Filter the entries that follow, copying every line in which the word "للبنانيين" appears.

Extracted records
>>>

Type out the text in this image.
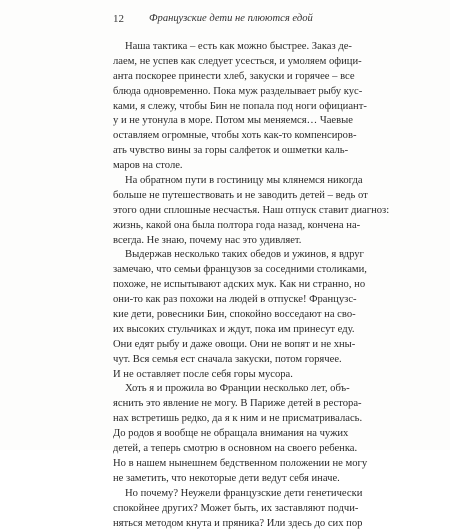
12 Французские дети не плюются едой
Наша тактика – есть как можно быстрее. Заказ де-
лаем, не успев как следует усесться, и умоляем офици-
анта поскорее принести хлеб, закуски и горячее – все
блюда одновременно. Пока муж разделывает рыбу кус-
ками, я слежу, чтобы Бин не попала под ноги официант-
у и не утонула в море. Потом мы меняемся… Чаевые
оставляем огромные, чтобы хоть как-то компенсиров-
ать чувство вины за горы салфеток и ошметки каль-
маров на столе.
На обратном пути в гостиницу мы клянемся никогда
больше не путешествовать и не заводить детей – ведь от
этого одни сплошные несчастья. Наш отпуск ставит диагноз:
жизнь, какой она была полтора года назад, кончена на-
всегда. Не знаю, почему нас это удивляет.
Выдержав несколько таких обедов и ужинов, я вдруг
замечаю, что семьи французов за соседними столиками,
похоже, не испытывают адских мук. Как ни странно, но
они-то как раз похожи на людей в отпуске! Французс-
кие дети, ровесники Бин, спокойно восседают на сво-
их высоких стульчиках и ждут, пока им принесут еду.
Они едят рыбу и даже овощи. Они не вопят и не хны-
чут. Вся семья ест сначала закуски, потом горячее.
И не оставляет после себя горы мусора.
Хоть я и прожила во Франции несколько лет, объ-
яснить это явление не могу. В Париже детей в рестора-
нах встретишь редко, да я к ним и не присматривалась.
До родов я вообще не обращала внимания на чужих
детей, а теперь смотрю в основном на своего ребенка.
Но в нашем нынешнем бедственном положении не могу
не заметить, что некоторые дети ведут себя иначе.
Но почему? Неужели французские дети генетически
спокойнее других? Может быть, их заставляют подчи-
няться методом кнута и пряника? Или здесь до сих пор
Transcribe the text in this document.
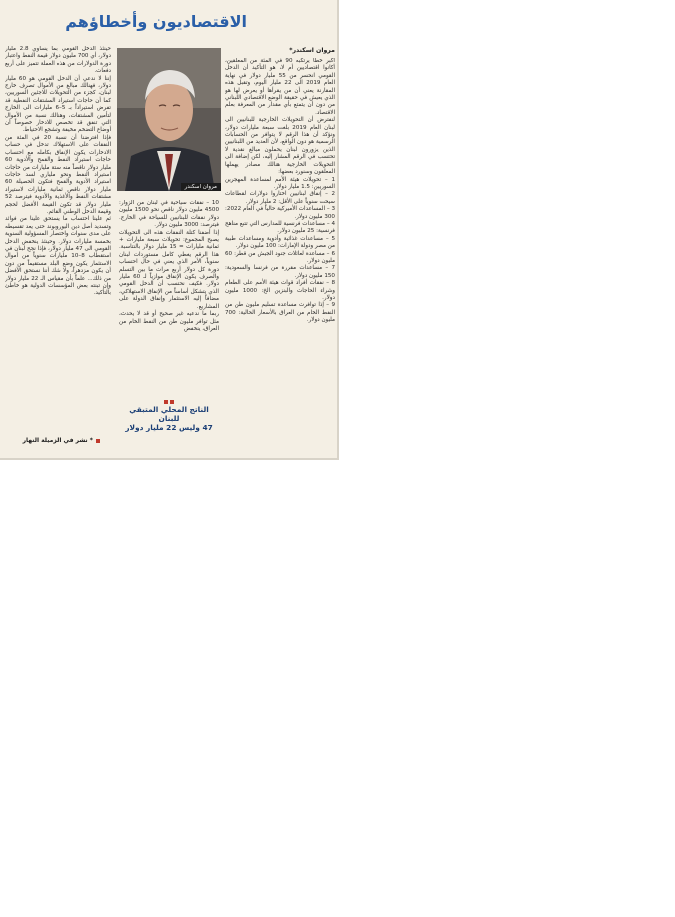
الاقتصاديون وأخطاؤهم
مروان اسكندر*

أكبر خطأ يرتكبه 90 في المئة من المعلقين، أكانوا اقتصاديين أم لا، هو التأكيد أن الدخل القومي انحسر من 55 مليار دولار في نهاية العام 2019 الى 22 مليار اليوم، وتقبل هذه المقارنة يعني أن من يقرأها أو يعرض لها هو الذي يعيش في حقيقة الوضع الاقتصادي اللبناني من دون أن يتمتع بأي مقدار من المعرفة بعلم الاقتصاد.

لنفترض أن التحويلات الخارجية للبنانيين الى لبنان العام 2019 بلغت سبعة مليارات دولار، ونؤكد أن هذا الرقم لا يتوافر من الحسابات الرسمية هو دون الواقع، لأن العديد من اللبنانيين الذين يزورون لبنان يحملون مبالغ نقدية لا تحتسب في الرقم المشار إليه، لكن إضافة الى التحويلات الخارجية هنالك مصادر يهملها المعلقون وسنورد بعضها:

1 – تحويلات هيئة الأمم لمساعدة المهجرين السوريين: 1.5 مليار دولار.

2 – إنفاق لبنانيين اختاروا دولارات لقطاعات سيحت سنوياً على الأقل: 2 مليار دولار.

3 – المساعدات الأميركية حالياً في العام 2022: 300 مليون دولار.

4 – مساعدات فرنسية للمدارس التي تتبع مناهج فرنسية: 25 مليون دولار.

5 – مساعدات غذائية وأدوية ومساعدات طبية من مصر ودولة الإمارات: 100 مليون دولار.

6 – مساعدة لعائلات جنود الجيش من قطر: 60 مليون دولار.

7 – مساعدات مقررة من فرنسا والسعودية: 150 مليون دولار.

8 – نفقات أفراد قوات هيئة الأمم على الطعام وشراء الحاجات والبنزين الخ: 1000 مليون دولار.

9 – إذا توافرت مساعدة تسليم مليون طن من النفط الخام من العراق بالأسعار الحالية: 700 مليون دولار.

مروان اسكندر

10 – نفقات سياحية في لبنان من الزوار: 4500 مليون دولار ناقص نحو 1500 مليون دولار نفقات للبنانيين للسياحة في الخارج. فيترصد: 3000 مليون دولار.

إذا أضفنا كتلة النفقات هذه الى التحويلات يصبح المجموع: تحويلات سبعة مليارات + ثمانية مليارات = 15 مليار دولار بالنتاسبة. هذا الرقم يغطي كامل مستوردات لبنان سنوياً، الأمر الذي يعني في حال احتساب دورة كل دولار أربع مرات ما بين التسلم والصرف يكون الإنفاق موازياً لـ 60 مليار دولار. فكيف نحتسب أن الدخل القومي الذي يتشكل أساساً من الإنفاق الاستهلاكي، مضافاً إليه الاستثمار وإنفاق الدولة على المشاريع.

ربما ما ندعيه غير صحيح أو قد لا يحدث، مثل توافر مليون طن من النفط الخام من العراق، ينخفض

الناتج المحلي المتبقي للبنان
47 وليس 22 مليار دولار

حينئذ الدخل القومي بما يساوي 2.8 مليار دولار، أي 700 مليون دولار قيمة النفط واعتبار دورة الدولارات من هذه العملة تتميز على أربع دفعات.

إننا لا ندعي أن الدخل القومي هو 60 مليار دولار، فهنالك مبالغ من الأموال تصرف خارج لبنان، كجزء من التحويلات للاجئين السوريين، كما أن حاجات استيراد المشتقات النفطية قد تفرض استيراداً بـ 5–6 مليارات الى الخارج لتأمين المشتقات، وهنالك نسبة من الأموال التي تنفق قد تخصص للادخار خصوصاً أن أوضاع التضخم مخيفة وتشجع الاحتياط.

فإذا افترضنا أن نسبة 20 في المئة من النفقات على الاستهلاك تدخل في حساب الادخارات يكون الإنفاق بكامله مع احتساب حاجات استيراد النفط والقمح والأدوية 60 مليار دولار ناقصاً منه ستة مليارات من حاجات استيراد النفط ونحو ملياري لسد حاجات استيراد الأدوية والقمح فتكون الحصيلة 60 مليار دولار ناقص ثمانية مليارات لاستيراد مشتقات النفط والأغذية والأدوية فيترصد 52 مليار دولار قد تكون القيمة الأفضل لحجم وقيمة الدخل الوطني القائم.

ثم علينا احتساب ما يستحق علينا من فوائد وتسديد أصل دين اليوروبوند حتى يعد تقسيطه على مدى سنوات واختصار المسؤولية السنوية بخمسة مليارات دولار. وحينئذ ينخفض الدخل القومي الى 47 مليار دولار، فإذا نجح لبنان في استقطاب 8–10 مليارات سنوياً من أموال الاستثمار يكون وضع البلد مستقيماً من دون أن يكون مزدهراً، ولا شك أننا نستحق الأفضل من ذلك... علماً بأن مقياس الـ 22 مليار دولار وإن تبنته بعض المؤسسات الدولية هو خاطئ بالتأكيد.

* نشر في الزميلة النهار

<<<

● **SOLUTION**:
لنفترض أن التحويلات الخارجية للبنانيين الى لبنان العام 2019 بلغت سبعة مليارات دولار، ونؤكد أن هذا الرقم لا يتوافر من الحسابات الرسمية هو دون الواقع، لأن العديد من اللبنانيين الذين يزورون لبنان يحملون مبالغ نقدية لا تحتسب في الرقم المشار إليه، لكن إضافة الى التحويلات الخارجية هنالك مصادر يهملها المعلقون وسنورد بعضها:
10 – نفقات سياحية في لبنان من الزوار: 4500 مليون دولار ناقص نحو 1500 مليون دولار نفقات للبنانيين للسياحة في الخارج. فيترصد: 3000 مليون دولار.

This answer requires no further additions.